Destinations Magazine

From Subsidy to Savings: Inburgering Funds Face the Axe

By Clogsandtulips @clogsandtulips

This post was originally published in the November 2010 issue of The Holland Times. The Holland Times is a newspaper that reports Dutch news in English for the expat community. A monthly publication, The Holland Times can be picked up for free at various locations throughout Amsterdam, The Hague, and Rotterdam, or you can pay for a subscription and have it delivered to your home. For more information, check out the website.
From Subsidy to Savings: Inburgering Funds Face the AxeIntegration is an important step towards becoming a part of Dutch society. Under new policies, TIFFANY JANSEN reveals expats may have to invest more in living abroad.
After much hemming and hawing, the Netherlands finally has a new government. Made up of the VVD and CDA parties with support from Geert Wilders' PVV, the new Dutch cabinet released its regeerakoord in September, outlining plans to crack down hard on the country's relaxed immigration laws. Most notable are proposals for major cuts to government subsidies for integration and naturalization programs.
====
* Task instructions
Reproduce the article on cuts to Dutch integration subsidies in full, word for word.

* Collected data
====
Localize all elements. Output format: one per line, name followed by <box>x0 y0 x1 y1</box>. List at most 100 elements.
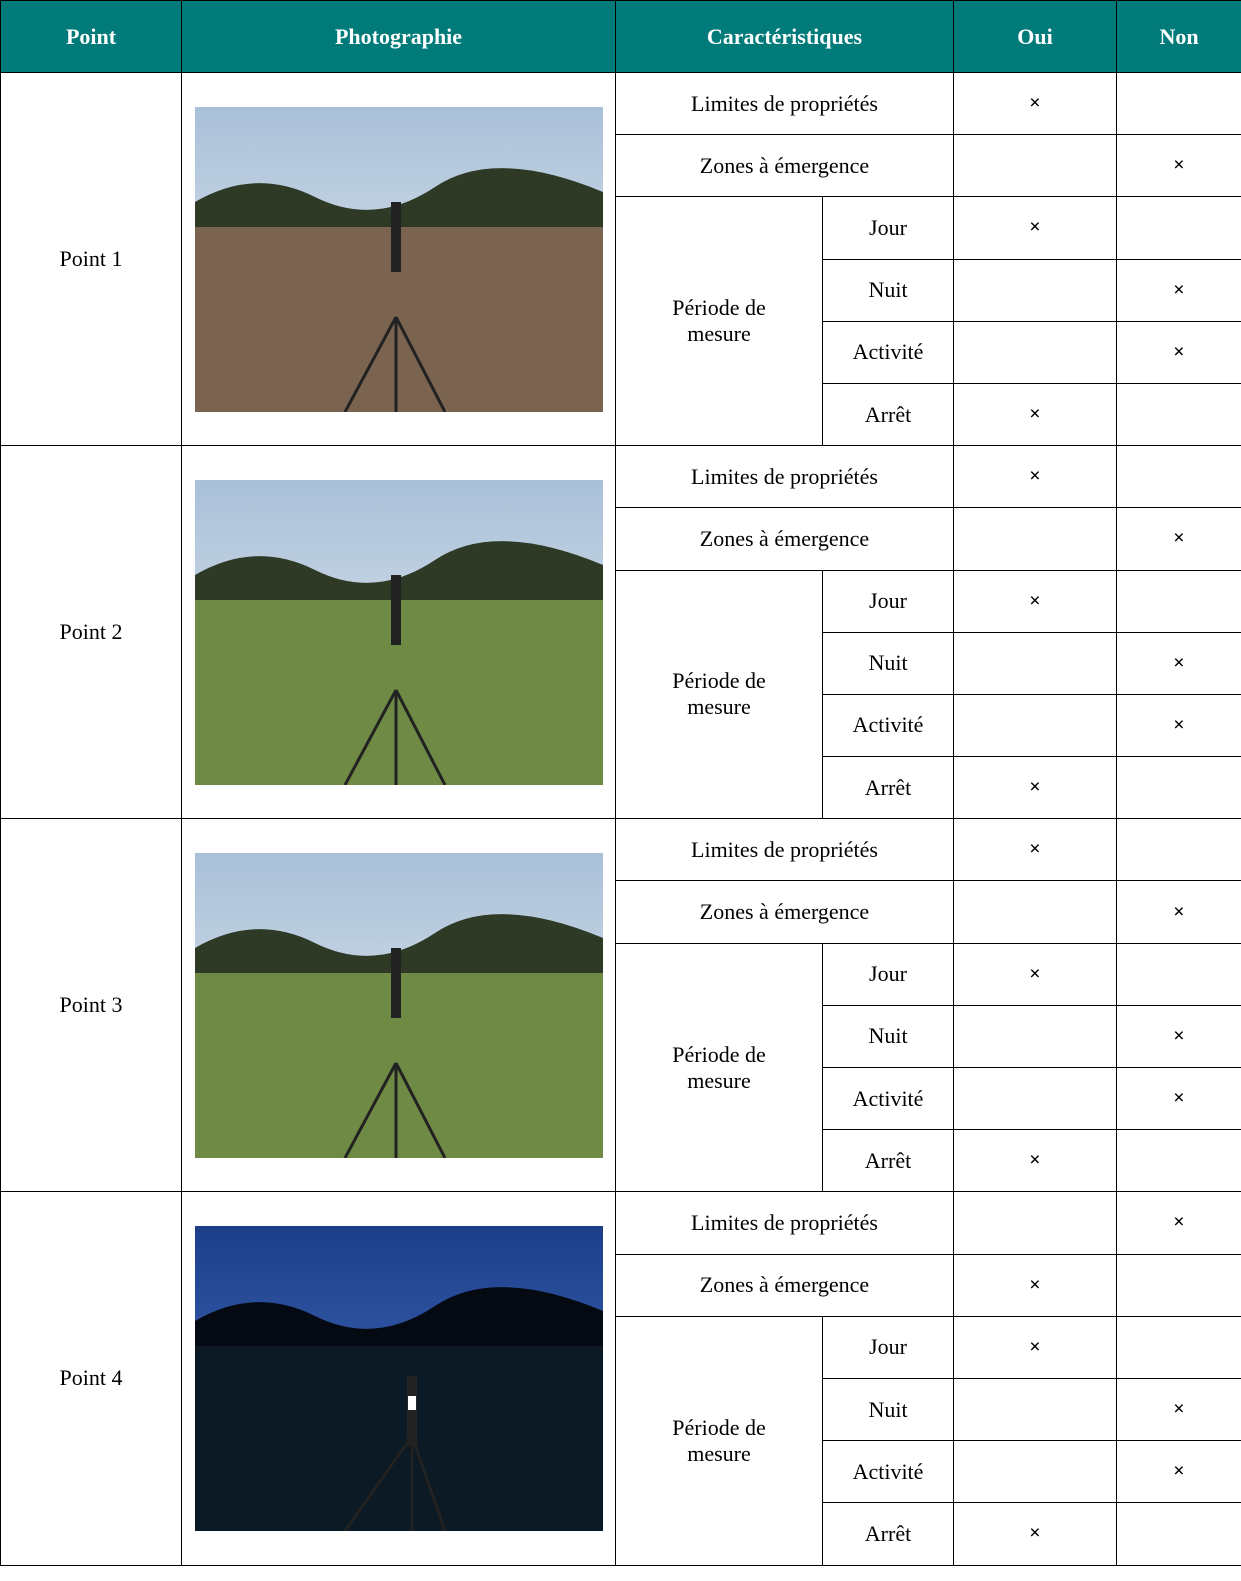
====
* Final result
Destinations Magazine

From Subsidy to Savings: Inburgering Funds Face the Axe

By Clogsandtulips @clogsandtulips

This post was originally published in the November 2010 issue of The Holland Times. The Holland Times is a newspaper that reports Dutch news in English for the expat community. A monthly publication, The Holland Times can be picked up for free at various locations throughout Amsterdam, The Hague, and Rotterdam, or you can pay for a subscription and have it delivered to your home. For more information, check out the website.
From Subsidy to Savings: Inburgering Funds Face the AxeIntegration is an important step towards becoming a part of Dutch society. Under new policies, TIFFANY JANSEN reveals expats may have to invest more in living abroad.
After much hemming and hawing, the Netherlands finally has a new government. Made up of the VVD and CDA parties with support from Geert Wilders' PVV, the new Dutch cabinet released its regeerakoord in September, outlining plans to crack down hard on the country's relaxed immigration laws. Most notable are proposals for major cuts to government subsidies for integration and naturalization programs.